Every line of the material below should be repeated exactly.

::::

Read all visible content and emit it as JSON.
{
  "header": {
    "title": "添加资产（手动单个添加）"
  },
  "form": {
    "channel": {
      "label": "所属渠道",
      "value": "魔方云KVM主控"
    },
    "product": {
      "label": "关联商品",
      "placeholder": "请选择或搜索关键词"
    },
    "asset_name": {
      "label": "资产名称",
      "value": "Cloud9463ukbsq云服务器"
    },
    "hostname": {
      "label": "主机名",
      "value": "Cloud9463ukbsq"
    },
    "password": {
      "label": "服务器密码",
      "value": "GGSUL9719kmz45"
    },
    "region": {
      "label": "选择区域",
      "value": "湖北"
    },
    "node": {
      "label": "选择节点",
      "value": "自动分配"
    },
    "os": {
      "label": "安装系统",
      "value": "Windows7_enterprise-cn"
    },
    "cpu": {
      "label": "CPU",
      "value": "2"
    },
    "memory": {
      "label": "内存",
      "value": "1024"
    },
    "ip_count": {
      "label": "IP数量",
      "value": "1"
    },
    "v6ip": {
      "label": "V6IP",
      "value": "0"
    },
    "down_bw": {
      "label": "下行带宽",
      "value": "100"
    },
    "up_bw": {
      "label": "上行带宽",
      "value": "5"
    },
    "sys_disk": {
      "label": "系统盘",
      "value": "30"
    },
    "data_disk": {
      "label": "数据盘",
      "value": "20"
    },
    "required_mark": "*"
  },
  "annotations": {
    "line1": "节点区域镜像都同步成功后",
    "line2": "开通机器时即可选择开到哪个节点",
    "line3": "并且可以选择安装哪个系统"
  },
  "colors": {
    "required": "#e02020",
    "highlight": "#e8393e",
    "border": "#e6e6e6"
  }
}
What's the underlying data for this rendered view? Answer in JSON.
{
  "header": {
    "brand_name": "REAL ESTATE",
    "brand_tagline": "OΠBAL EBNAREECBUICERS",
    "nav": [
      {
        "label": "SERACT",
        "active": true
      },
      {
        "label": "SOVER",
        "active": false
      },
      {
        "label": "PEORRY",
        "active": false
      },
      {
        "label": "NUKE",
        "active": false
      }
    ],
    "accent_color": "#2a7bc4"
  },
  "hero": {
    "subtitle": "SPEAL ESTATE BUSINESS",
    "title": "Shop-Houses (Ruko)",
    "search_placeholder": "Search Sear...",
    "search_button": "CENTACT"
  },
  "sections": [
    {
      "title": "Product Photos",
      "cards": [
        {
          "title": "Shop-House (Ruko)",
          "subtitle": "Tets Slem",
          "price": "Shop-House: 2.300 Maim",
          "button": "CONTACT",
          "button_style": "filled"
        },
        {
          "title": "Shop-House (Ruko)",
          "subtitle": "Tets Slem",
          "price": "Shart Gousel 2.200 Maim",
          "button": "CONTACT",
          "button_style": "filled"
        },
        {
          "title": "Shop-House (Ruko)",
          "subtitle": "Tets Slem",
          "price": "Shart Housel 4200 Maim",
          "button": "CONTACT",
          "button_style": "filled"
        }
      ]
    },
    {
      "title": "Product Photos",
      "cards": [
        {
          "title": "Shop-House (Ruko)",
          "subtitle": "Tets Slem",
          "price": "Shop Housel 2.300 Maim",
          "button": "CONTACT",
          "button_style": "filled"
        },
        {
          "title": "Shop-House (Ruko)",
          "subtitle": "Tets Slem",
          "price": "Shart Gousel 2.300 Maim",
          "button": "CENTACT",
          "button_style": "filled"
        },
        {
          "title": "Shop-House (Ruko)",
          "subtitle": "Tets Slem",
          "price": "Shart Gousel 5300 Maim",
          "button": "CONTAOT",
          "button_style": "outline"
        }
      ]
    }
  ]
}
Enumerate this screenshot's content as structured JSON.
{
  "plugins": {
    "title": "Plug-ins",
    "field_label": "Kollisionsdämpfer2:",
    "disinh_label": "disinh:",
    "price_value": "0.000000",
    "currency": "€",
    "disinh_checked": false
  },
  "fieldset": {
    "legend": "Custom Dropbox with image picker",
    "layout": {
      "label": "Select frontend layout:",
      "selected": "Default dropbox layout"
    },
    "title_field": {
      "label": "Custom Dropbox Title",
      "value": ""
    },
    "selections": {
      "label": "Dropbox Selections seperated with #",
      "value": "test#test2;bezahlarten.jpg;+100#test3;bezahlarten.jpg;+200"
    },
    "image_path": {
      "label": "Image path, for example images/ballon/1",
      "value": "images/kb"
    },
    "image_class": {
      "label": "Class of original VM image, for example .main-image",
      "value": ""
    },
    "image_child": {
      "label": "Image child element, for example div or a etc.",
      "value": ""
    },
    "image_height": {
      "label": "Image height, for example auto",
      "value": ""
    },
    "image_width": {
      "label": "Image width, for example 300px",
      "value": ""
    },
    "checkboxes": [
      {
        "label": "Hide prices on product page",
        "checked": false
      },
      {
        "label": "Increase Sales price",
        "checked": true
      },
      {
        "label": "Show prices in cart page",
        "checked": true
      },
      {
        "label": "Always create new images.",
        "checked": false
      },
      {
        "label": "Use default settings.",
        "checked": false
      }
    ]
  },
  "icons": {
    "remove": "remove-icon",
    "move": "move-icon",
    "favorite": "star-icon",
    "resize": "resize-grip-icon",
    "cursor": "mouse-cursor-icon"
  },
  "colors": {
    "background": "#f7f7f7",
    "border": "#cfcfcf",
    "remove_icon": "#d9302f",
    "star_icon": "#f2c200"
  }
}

::::

> _Solution for this exercise_
Read all visible content and emit it as JSON.
{
  "header": {
    "title": "添加资产（手动单个添加）"
  },
  "form": {
    "channel": {
      "label": "所属渠道",
      "value": "魔方云KVM主控"
    },
    "product": {
      "label": "关联商品",
      "placeholder": "请选择或搜索关键词"
    },
    "asset_name": {
      "label": "资产名称",
      "value": "Cloud9463ukbsq云服务器"
    },
    "hostname": {
      "label": "主机名",
      "value": "Cloud9463ukbsq"
    },
    "password": {
      "label": "服务器密码",
      "value": "GGSUL9719kmz45"
    },
    "region": {
      "label": "选择区域",
      "value": "湖北"
    },
    "node": {
      "label": "选择节点",
      "value": "自动分配"
    },
    "os": {
      "label": "安装系统",
      "value": "Windows7_enterprise-cn"
    },
    "cpu": {
      "label": "CPU",
      "value": "2"
    },
    "memory": {
      "label": "内存",
      "value": "1024"
    },
    "ip_count": {
      "label": "IP数量",
      "value": "1"
    },
    "v6ip": {
      "label": "V6IP",
      "value": "0"
    },
    "down_bw": {
      "label": "下行带宽",
      "value": "100"
    },
    "up_bw": {
      "label": "上行带宽",
      "value": "5"
    },
    "sys_disk": {
      "label": "系统盘",
      "value": "30"
    },
    "data_disk": {
      "label": "数据盘",
      "value": "20"
    },
    "required_mark": "*"
  },
  "annotations": {
    "line1": "节点区域镜像都同步成功后",
    "line2": "开通机器时即可选择开到哪个节点",
    "line3": "并且可以选择安装哪个系统"
  },
  "colors": {
    "required": "#e02020",
    "highlight": "#e8393e",
    "border": "#e6e6e6"
  }
}
What's the underlying data for this rendered view? Answer in JSON.
{
  "header": {
    "brand_name": "REAL ESTATE",
    "brand_tagline": "OΠBAL EBNAREECBUICERS",
    "nav": [
      {
        "label": "SERACT",
        "active": true
      },
      {
        "label": "SOVER",
        "active": false
      },
      {
        "label": "PEORRY",
        "active": false
      },
      {
        "label": "NUKE",
        "active": false
      }
    ],
    "accent_color": "#2a7bc4"
  },
  "hero": {
    "subtitle": "SPEAL ESTATE BUSINESS",
    "title": "Shop-Houses (Ruko)",
    "search_placeholder": "Search Sear...",
    "search_button": "CENTACT"
  },
  "sections": [
    {
      "title": "Product Photos",
      "cards": [
        {
          "title": "Shop-House (Ruko)",
          "subtitle": "Tets Slem",
          "price": "Shop-House: 2.300 Maim",
          "button": "CONTACT",
          "button_style": "filled"
        },
        {
          "title": "Shop-House (Ruko)",
          "subtitle": "Tets Slem",
          "price": "Shart Gousel 2.200 Maim",
          "button": "CONTACT",
          "button_style": "filled"
        },
        {
          "title": "Shop-House (Ruko)",
          "subtitle": "Tets Slem",
          "price": "Shart Housel 4200 Maim",
          "button": "CONTACT",
          "button_style": "filled"
        }
      ]
    },
    {
      "title": "Product Photos",
      "cards": [
        {
          "title": "Shop-House (Ruko)",
          "subtitle": "Tets Slem",
          "price": "Shop Housel 2.300 Maim",
          "button": "CONTACT",
          "button_style": "filled"
        },
        {
          "title": "Shop-House (Ruko)",
          "subtitle": "Tets Slem",
          "price": "Shart Gousel 2.300 Maim",
          "button": "CENTACT",
          "button_style": "filled"
        },
        {
          "title": "Shop-House (Ruko)",
          "subtitle": "Tets Slem",
          "price": "Shart Gousel 5300 Maim",
          "button": "CONTAOT",
          "button_style": "outline"
        }
      ]
    }
  ]
}
Enumerate this screenshot's content as structured JSON.
{
  "plugins": {
    "title": "Plug-ins",
    "field_label": "Kollisionsdämpfer2:",
    "disinh_label": "disinh:",
    "price_value": "0.000000",
    "currency": "€",
    "disinh_checked": false
  },
  "fieldset": {
    "legend": "Custom Dropbox with image picker",
    "layout": {
      "label": "Select frontend layout:",
      "selected": "Default dropbox layout"
    },
    "title_field": {
      "label": "Custom Dropbox Title",
      "value": ""
    },
    "selections": {
      "label": "Dropbox Selections seperated with #",
      "value": "test#test2;bezahlarten.jpg;+100#test3;bezahlarten.jpg;+200"
    },
    "image_path": {
      "label": "Image path, for example images/ballon/1",
      "value": "images/kb"
    },
    "image_class": {
      "label": "Class of original VM image, for example .main-image",
      "value": ""
    },
    "image_child": {
      "label": "Image child element, for example div or a etc.",
      "value": ""
    },
    "image_height": {
      "label": "Image height, for example auto",
      "value": ""
    },
    "image_width": {
      "label": "Image width, for example 300px",
      "value": ""
    },
    "checkboxes": [
      {
        "label": "Hide prices on product page",
        "checked": false
      },
      {
        "label": "Increase Sales price",
        "checked": true
      },
      {
        "label": "Show prices in cart page",
        "checked": true
      },
      {
        "label": "Always create new images.",
        "checked": false
      },
      {
        "label": "Use default settings.",
        "checked": false
      }
    ]
  },
  "icons": {
    "remove": "remove-icon",
    "move": "move-icon",
    "favorite": "star-icon",
    "resize": "resize-grip-icon",
    "cursor": "mouse-cursor-icon"
  },
  "colors": {
    "background": "#f7f7f7",
    "border": "#cfcfcf",
    "remove_icon": "#d9302f",
    "star_icon": "#f2c200"
  }
}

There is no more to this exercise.